TASK DIRECTIONS >>
Output the material exactly, but drop every image it holds.

^^^^^^^^^^^^^^^^

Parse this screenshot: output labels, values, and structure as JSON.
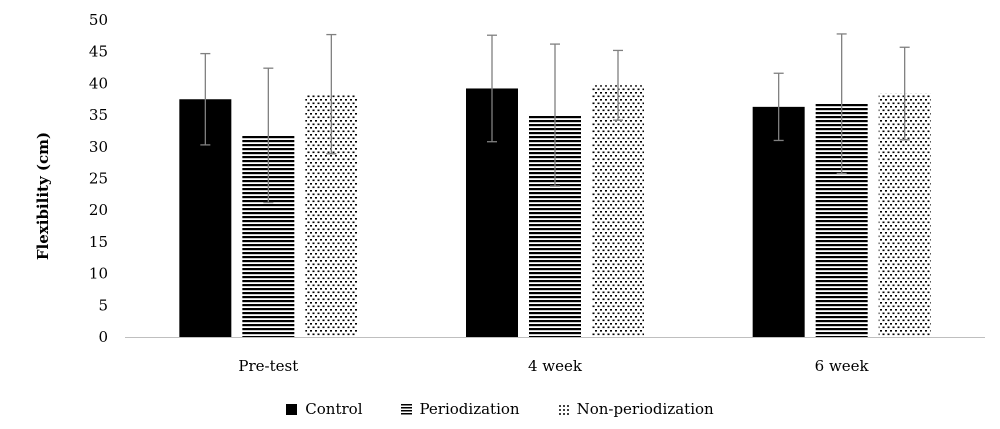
{
  "chart_data": {
    "type": "bar",
    "categories": [
      "Pre-test",
      "4 week",
      "6 week"
    ],
    "series": [
      {
        "name": "Control",
        "values": [
          37.5,
          39.2,
          36.3
        ],
        "error": [
          7.2,
          8.4,
          5.3
        ]
      },
      {
        "name": "Periodization",
        "values": [
          31.8,
          35.0,
          36.8
        ],
        "error": [
          10.6,
          11.2,
          11.0
        ]
      },
      {
        "name": "Non-periodization",
        "values": [
          38.3,
          39.7,
          38.4
        ],
        "error": [
          9.4,
          5.5,
          7.3
        ]
      }
    ],
    "xlabel": "",
    "ylabel": "Flexibility (cm)",
    "ylim": [
      0,
      50
    ],
    "yticks": [
      0,
      5,
      10,
      15,
      20,
      25,
      30,
      35,
      40,
      45,
      50
    ],
    "grid": false,
    "legend_position": "bottom",
    "colors": {
      "control": "#000000",
      "periodization": "#000000",
      "non_periodization": "#000000",
      "error_bar": "#808080"
    }
  }
}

^^^^^^^^^^^^^^^^

EXERCISE RESULT >>
Parse this screenshot: output labels, values, and structure as JSON.
{
  "chart_data": {
    "type": "bar",
    "categories": [
      "Pre-test",
      "4 week",
      "6 week"
    ],
    "series": [
      {
        "name": "Control",
        "values": [
          37.5,
          39.2,
          36.3
        ],
        "error": [
          7.2,
          8.4,
          5.3
        ]
      },
      {
        "name": "Periodization",
        "values": [
          31.8,
          35.0,
          36.8
        ],
        "error": [
          10.6,
          11.2,
          11.0
        ]
      },
      {
        "name": "Non-periodization",
        "values": [
          38.3,
          39.7,
          38.4
        ],
        "error": [
          9.4,
          5.5,
          7.3
        ]
      }
    ],
    "xlabel": "",
    "ylabel": "Flexibility (cm)",
    "ylim": [
      0,
      50
    ],
    "yticks": [
      0,
      5,
      10,
      15,
      20,
      25,
      30,
      35,
      40,
      45,
      50
    ],
    "grid": false,
    "legend_position": "bottom",
    "colors": {
      "control": "#000000",
      "periodization": "#000000",
      "non_periodization": "#000000",
      "error_bar": "#808080"
    }
  }
}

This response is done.